WRITTEN REQUEST: Transcribe each line exactly.

═════ LISTING ═════

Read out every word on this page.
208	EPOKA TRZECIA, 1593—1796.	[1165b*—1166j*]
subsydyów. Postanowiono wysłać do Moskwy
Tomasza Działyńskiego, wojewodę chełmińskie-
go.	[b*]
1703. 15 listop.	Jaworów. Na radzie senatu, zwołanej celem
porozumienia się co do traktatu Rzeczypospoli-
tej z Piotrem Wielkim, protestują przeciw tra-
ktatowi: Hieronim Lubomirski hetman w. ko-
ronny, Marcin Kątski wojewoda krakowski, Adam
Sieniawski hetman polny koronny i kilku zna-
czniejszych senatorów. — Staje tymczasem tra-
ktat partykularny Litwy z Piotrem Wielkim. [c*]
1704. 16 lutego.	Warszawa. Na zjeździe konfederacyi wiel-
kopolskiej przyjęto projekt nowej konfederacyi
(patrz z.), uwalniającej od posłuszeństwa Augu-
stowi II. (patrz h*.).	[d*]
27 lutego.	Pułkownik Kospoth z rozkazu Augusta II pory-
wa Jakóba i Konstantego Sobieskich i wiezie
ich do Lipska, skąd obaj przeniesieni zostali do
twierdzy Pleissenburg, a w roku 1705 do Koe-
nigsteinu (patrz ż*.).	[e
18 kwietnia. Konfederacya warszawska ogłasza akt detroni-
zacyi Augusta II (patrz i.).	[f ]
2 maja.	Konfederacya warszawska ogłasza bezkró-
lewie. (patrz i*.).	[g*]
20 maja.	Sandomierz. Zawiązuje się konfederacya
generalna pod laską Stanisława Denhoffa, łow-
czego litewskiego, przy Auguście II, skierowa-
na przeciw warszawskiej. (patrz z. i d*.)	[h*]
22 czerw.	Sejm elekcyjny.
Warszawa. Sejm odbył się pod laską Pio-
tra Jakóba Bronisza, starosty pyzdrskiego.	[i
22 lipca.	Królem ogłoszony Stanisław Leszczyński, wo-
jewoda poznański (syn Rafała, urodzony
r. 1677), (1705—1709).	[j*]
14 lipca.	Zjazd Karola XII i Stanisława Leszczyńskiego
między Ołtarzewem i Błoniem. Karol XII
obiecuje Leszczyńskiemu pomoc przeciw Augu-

═════

IN RESPONSE:
Read out every word on this page.
208	EPOKA TRZECIA, 1593—1796.	[1165b*—1166j*]
subsydyów. Postanowiono wysłać do Moskwy
Tomasza Działyńskiego, wojewodę chełmińskie-
go.	[b*]
1703. 15 listop.	Jaworów. Na radzie senatu, zwołanej celem
porozumienia się co do traktatu Rzeczypospoli-
tej z Piotrem Wielkim, protestują przeciw tra-
ktatowi: Hieronim Lubomirski hetman w. ko-
ronny, Marcin Kątski wojewoda krakowski, Adam
Sieniawski hetman polny koronny i kilku zna-
czniejszych senatorów. — Staje tymczasem tra-
ktat partykularny Litwy z Piotrem Wielkim. [c*]
1704. 16 lutego.	Warszawa. Na zjeździe konfederacyi wiel-
kopolskiej przyjęto projekt nowej konfederacyi
(patrz z.), uwalniającej od posłuszeństwa Augu-
stowi II. (patrz h*.).	[d*]
27 lutego.	Pułkownik Kospoth z rozkazu Augusta II pory-
wa Jakóba i Konstantego Sobieskich i wiezie
ich do Lipska, skąd obaj przeniesieni zostali do
twierdzy Pleissenburg, a w roku 1705 do Koe-
nigsteinu (patrz ż*.).	[e
18 kwietnia. Konfederacya warszawska ogłasza akt detroni-
zacyi Augusta II (patrz i.).	[f ]
2 maja.	Konfederacya warszawska ogłasza bezkró-
lewie. (patrz i*.).	[g*]
20 maja.	Sandomierz. Zawiązuje się konfederacya
generalna pod laską Stanisława Denhoffa, łow-
czego litewskiego, przy Auguście II, skierowa-
na przeciw warszawskiej. (patrz z. i d*.)	[h*]
22 czerw.	Sejm elekcyjny.
Warszawa. Sejm odbył się pod laską Pio-
tra Jakóba Bronisza, starosty pyzdrskiego.	[i
22 lipca.	Królem ogłoszony Stanisław Leszczyński, wo-
jewoda poznański (syn Rafała, urodzony
r. 1677), (1705—1709).	[j*]
14 lipca.	Zjazd Karola XII i Stanisława Leszczyńskiego
między Ołtarzewem i Błoniem. Karol XII
obiecuje Leszczyńskiemu pomoc przeciw Augu-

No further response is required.